> **Saved entries**:
☆ ☆ ☆ ☆ ☆ ☆ ☆

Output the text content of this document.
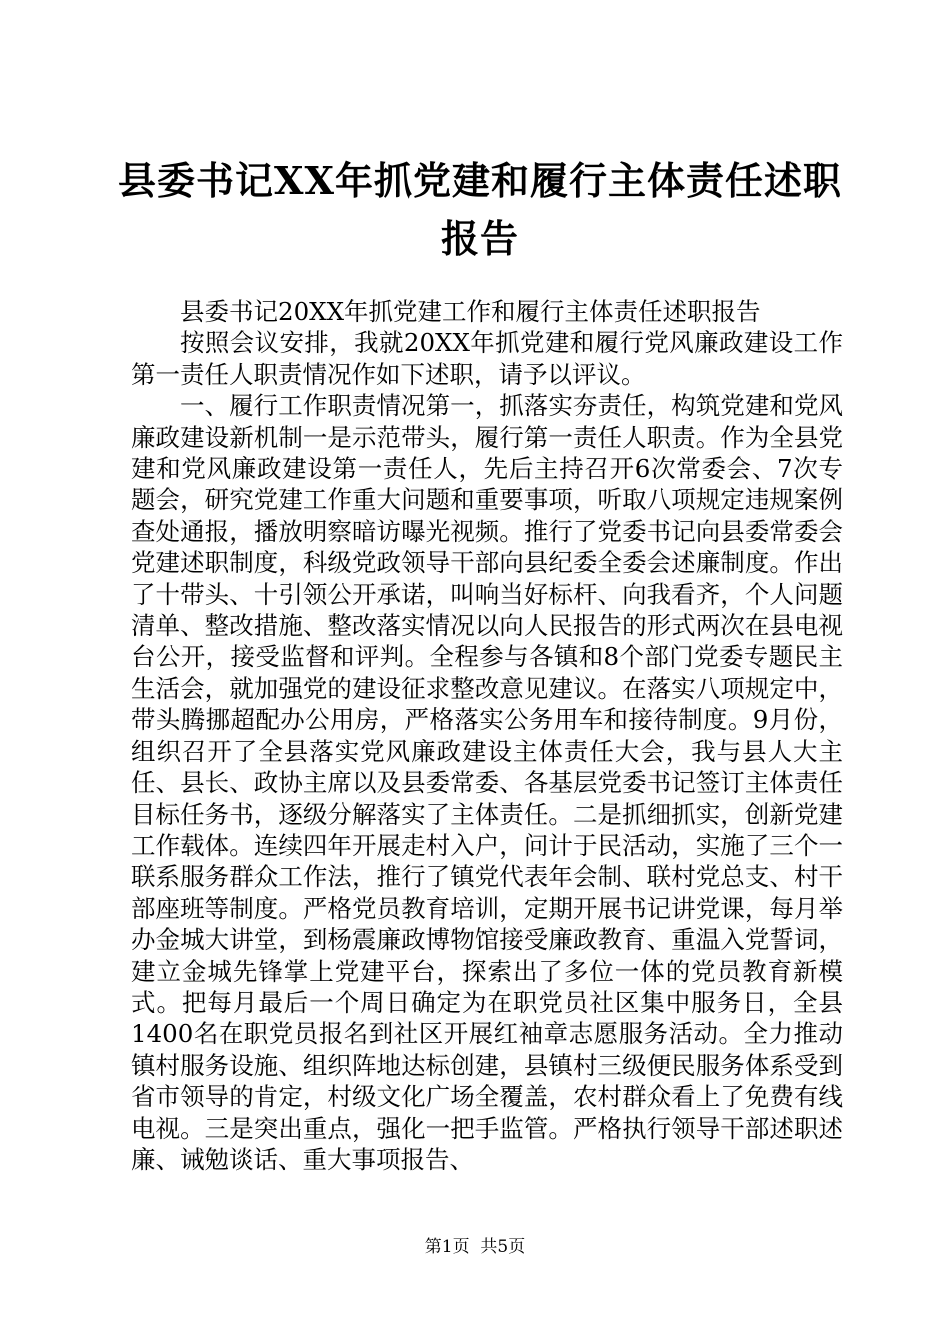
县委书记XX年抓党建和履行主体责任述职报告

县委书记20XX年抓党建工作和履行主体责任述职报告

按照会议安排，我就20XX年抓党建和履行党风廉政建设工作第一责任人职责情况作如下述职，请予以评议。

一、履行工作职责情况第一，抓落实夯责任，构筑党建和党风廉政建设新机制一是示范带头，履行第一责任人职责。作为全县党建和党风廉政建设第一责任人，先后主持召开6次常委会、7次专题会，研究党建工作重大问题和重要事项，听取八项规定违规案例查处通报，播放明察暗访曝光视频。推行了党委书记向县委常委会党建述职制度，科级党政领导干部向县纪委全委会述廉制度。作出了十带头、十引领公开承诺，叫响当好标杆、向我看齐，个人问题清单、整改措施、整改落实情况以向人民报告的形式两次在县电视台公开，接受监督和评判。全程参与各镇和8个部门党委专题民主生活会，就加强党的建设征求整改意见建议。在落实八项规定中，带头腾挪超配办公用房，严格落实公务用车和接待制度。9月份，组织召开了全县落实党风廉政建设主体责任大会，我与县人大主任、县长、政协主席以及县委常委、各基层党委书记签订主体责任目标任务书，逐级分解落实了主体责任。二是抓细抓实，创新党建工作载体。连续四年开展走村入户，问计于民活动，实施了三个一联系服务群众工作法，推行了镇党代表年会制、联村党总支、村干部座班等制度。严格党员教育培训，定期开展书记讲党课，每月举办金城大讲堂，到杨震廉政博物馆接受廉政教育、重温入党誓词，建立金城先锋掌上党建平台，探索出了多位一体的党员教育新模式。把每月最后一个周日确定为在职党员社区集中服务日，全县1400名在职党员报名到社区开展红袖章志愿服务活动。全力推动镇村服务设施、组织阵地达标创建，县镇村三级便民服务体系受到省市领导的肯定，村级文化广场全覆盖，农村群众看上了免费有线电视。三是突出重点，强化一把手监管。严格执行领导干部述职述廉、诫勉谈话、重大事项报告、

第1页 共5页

☆ ☆ ☆ ☆ ☆ ☆ ☆

> **Exercise aim**: Print each line of the material above exactly, with the pictures removed from your copy.

> **Solution to this problem**:
Output the text content of this document.
县委书记XX年抓党建和履行主体责任述职报告

县委书记20XX年抓党建工作和履行主体责任述职报告

按照会议安排，我就20XX年抓党建和履行党风廉政建设工作第一责任人职责情况作如下述职，请予以评议。

一、履行工作职责情况第一，抓落实夯责任，构筑党建和党风廉政建设新机制一是示范带头，履行第一责任人职责。作为全县党建和党风廉政建设第一责任人，先后主持召开6次常委会、7次专题会，研究党建工作重大问题和重要事项，听取八项规定违规案例查处通报，播放明察暗访曝光视频。推行了党委书记向县委常委会党建述职制度，科级党政领导干部向县纪委全委会述廉制度。作出了十带头、十引领公开承诺，叫响当好标杆、向我看齐，个人问题清单、整改措施、整改落实情况以向人民报告的形式两次在县电视台公开，接受监督和评判。全程参与各镇和8个部门党委专题民主生活会，就加强党的建设征求整改意见建议。在落实八项规定中，带头腾挪超配办公用房，严格落实公务用车和接待制度。9月份，组织召开了全县落实党风廉政建设主体责任大会，我与县人大主任、县长、政协主席以及县委常委、各基层党委书记签订主体责任目标任务书，逐级分解落实了主体责任。二是抓细抓实，创新党建工作载体。连续四年开展走村入户，问计于民活动，实施了三个一联系服务群众工作法，推行了镇党代表年会制、联村党总支、村干部座班等制度。严格党员教育培训，定期开展书记讲党课，每月举办金城大讲堂，到杨震廉政博物馆接受廉政教育、重温入党誓词，建立金城先锋掌上党建平台，探索出了多位一体的党员教育新模式。把每月最后一个周日确定为在职党员社区集中服务日，全县1400名在职党员报名到社区开展红袖章志愿服务活动。全力推动镇村服务设施、组织阵地达标创建，县镇村三级便民服务体系受到省市领导的肯定，村级文化广场全覆盖，农村群众看上了免费有线电视。三是突出重点，强化一把手监管。严格执行领导干部述职述廉、诫勉谈话、重大事项报告、

第1页 共5页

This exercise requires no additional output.